(Dataset records)
____________________

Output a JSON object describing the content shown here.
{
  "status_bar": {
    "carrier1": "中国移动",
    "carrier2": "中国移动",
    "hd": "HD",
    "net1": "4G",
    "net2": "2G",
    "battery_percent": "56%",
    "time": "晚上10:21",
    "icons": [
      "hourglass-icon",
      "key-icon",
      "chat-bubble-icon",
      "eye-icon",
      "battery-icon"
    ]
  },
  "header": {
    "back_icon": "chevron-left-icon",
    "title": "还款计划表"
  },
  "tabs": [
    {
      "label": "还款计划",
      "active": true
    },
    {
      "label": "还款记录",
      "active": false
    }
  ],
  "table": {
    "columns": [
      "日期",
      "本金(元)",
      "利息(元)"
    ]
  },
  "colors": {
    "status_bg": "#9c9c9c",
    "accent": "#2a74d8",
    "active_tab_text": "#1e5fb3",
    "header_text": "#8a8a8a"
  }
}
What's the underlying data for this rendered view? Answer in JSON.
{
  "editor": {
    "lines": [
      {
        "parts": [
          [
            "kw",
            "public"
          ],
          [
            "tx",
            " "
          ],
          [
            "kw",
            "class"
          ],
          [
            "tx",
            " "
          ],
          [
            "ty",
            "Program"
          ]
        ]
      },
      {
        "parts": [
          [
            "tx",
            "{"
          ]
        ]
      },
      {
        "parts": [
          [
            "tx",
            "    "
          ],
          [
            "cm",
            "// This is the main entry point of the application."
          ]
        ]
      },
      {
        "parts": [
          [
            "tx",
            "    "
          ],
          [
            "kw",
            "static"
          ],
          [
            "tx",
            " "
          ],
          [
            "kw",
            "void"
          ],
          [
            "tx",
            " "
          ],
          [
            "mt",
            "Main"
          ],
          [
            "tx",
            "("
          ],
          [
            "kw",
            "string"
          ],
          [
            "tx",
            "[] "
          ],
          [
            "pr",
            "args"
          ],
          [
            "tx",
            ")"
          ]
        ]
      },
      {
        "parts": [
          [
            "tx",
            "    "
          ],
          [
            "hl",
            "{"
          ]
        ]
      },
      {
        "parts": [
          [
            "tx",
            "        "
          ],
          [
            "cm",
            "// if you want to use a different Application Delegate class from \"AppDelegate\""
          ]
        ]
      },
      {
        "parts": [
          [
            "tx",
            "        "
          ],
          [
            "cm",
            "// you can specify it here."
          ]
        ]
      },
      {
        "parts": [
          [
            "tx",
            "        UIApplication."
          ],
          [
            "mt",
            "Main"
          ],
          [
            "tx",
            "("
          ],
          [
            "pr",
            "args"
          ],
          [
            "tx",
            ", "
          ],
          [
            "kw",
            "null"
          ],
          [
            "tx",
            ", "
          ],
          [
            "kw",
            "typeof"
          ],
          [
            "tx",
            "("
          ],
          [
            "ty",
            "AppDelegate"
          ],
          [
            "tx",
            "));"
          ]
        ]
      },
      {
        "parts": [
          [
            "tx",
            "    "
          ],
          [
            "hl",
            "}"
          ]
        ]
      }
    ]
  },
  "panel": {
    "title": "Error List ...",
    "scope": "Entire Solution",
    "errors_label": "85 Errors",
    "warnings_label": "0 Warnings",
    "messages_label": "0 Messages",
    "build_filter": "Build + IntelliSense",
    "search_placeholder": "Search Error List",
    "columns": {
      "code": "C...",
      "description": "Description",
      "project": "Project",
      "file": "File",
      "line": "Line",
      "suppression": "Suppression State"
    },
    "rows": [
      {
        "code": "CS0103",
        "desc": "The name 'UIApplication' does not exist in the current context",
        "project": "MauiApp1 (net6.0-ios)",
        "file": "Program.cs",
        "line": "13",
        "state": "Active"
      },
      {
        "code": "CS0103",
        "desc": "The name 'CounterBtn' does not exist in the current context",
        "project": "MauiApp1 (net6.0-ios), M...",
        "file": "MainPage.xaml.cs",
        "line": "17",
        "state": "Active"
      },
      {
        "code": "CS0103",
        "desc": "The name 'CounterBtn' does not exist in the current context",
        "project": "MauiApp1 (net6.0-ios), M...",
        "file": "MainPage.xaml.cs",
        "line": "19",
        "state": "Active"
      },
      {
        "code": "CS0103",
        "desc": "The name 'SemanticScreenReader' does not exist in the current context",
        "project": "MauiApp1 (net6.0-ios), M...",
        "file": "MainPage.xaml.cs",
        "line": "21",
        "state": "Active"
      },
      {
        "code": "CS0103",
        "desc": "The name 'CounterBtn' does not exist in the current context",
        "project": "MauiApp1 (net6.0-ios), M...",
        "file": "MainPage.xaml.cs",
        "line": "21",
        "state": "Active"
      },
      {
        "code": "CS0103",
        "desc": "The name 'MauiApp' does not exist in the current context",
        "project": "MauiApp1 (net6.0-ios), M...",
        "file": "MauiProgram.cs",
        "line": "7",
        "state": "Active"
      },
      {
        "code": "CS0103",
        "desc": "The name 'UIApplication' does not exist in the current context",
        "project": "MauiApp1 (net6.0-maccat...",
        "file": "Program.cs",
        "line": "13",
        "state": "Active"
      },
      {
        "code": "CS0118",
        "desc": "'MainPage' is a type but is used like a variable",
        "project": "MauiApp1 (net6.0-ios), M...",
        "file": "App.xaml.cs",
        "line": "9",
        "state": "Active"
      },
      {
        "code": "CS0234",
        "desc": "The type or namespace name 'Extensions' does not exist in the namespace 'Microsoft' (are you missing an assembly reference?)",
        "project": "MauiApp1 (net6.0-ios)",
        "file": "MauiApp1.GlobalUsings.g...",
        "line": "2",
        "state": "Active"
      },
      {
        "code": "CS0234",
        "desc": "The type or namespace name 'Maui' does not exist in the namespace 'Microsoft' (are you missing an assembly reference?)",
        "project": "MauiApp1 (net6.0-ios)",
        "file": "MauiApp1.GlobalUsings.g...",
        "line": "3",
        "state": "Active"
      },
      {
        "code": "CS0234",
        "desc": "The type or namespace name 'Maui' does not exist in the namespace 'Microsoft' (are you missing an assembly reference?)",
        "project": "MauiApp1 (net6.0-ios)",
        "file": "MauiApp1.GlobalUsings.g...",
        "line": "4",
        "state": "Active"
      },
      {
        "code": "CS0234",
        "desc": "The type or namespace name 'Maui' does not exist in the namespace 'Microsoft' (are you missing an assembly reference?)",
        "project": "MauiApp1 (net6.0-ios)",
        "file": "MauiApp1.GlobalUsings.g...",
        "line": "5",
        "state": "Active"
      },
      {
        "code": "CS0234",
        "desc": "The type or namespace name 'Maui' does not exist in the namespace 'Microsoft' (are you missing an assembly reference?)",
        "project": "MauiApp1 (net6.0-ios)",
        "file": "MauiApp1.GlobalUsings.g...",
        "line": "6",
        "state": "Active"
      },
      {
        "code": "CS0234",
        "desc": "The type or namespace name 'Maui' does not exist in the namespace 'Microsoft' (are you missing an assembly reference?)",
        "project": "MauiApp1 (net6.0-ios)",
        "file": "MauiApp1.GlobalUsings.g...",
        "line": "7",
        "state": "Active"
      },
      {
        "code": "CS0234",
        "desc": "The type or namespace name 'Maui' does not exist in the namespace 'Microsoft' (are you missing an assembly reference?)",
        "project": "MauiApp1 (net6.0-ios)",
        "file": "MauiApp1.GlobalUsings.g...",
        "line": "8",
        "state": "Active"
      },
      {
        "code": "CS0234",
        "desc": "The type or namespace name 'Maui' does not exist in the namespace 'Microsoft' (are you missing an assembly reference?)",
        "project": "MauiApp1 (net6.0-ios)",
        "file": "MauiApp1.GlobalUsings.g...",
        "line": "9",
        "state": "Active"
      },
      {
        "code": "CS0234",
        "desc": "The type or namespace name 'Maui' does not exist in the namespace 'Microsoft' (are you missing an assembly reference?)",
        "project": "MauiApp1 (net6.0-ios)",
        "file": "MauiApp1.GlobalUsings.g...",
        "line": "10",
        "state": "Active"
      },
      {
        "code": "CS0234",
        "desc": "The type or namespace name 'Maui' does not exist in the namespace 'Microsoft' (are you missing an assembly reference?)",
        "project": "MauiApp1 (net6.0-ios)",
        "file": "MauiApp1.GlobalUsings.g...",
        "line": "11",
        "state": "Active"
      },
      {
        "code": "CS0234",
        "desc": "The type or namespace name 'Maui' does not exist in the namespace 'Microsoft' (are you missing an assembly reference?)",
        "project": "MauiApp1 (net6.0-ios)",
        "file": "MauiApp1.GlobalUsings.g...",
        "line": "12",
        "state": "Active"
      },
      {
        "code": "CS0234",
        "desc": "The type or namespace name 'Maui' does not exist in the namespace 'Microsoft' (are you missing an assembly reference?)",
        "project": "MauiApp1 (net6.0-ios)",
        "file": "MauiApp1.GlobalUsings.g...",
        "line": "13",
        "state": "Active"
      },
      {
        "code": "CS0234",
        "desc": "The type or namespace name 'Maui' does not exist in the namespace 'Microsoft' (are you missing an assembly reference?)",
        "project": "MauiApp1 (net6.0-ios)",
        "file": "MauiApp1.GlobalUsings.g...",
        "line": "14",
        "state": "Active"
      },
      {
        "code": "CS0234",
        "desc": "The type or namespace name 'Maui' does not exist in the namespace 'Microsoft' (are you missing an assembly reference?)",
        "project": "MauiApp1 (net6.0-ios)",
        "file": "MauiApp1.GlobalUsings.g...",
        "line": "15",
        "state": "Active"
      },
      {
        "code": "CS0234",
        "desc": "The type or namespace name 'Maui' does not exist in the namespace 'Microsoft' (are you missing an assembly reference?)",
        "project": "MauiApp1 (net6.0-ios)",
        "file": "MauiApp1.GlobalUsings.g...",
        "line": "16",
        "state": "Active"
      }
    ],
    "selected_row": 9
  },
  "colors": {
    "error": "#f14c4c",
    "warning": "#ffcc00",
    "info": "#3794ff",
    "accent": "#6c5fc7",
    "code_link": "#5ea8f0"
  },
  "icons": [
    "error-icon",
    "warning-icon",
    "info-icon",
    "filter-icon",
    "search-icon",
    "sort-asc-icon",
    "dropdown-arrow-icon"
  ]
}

____________________

Spot every line that holds "JSON" and copy it.

▶ [Output]:
Output a JSON object describing the content shown here.
What's the underlying data for this rendered view? Answer in JSON.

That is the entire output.